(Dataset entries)

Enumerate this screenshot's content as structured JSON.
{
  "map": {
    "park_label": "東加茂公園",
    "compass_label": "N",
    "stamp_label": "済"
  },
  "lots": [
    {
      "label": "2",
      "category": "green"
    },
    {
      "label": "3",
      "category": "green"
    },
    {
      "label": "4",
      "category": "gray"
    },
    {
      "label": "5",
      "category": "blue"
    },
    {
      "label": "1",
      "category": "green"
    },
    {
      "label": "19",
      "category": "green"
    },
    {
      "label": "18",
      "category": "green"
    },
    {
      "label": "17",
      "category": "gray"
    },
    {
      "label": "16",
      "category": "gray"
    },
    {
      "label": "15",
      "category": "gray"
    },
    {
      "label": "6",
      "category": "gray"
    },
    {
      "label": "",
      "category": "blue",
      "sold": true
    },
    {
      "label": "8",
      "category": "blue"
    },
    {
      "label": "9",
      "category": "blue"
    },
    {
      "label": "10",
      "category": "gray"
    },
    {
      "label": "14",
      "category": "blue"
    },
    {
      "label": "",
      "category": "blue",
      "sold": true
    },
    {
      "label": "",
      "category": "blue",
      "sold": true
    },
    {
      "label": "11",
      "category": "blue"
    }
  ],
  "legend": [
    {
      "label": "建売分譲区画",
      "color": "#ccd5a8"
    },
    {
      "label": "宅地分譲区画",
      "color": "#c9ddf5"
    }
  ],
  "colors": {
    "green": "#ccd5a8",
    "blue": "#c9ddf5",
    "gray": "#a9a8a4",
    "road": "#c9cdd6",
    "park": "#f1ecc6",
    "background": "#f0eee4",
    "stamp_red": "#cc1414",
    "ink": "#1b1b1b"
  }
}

==

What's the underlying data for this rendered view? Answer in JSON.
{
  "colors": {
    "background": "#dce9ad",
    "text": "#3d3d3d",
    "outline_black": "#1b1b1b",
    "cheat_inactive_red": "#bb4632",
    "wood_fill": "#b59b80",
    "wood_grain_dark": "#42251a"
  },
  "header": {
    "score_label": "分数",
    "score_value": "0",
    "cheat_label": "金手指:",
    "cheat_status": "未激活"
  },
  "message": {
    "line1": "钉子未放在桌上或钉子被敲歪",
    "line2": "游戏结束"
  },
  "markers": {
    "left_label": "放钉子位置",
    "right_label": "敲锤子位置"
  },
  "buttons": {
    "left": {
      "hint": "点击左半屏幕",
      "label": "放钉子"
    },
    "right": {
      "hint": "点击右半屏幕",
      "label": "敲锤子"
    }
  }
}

:: Problem to solve ::
Search the records for the word "this". Copy every line that has it.

:: Solution below ::
Enumerate this screenshot's content as structured JSON.
What's the underlying data for this rendered view? Answer in JSON.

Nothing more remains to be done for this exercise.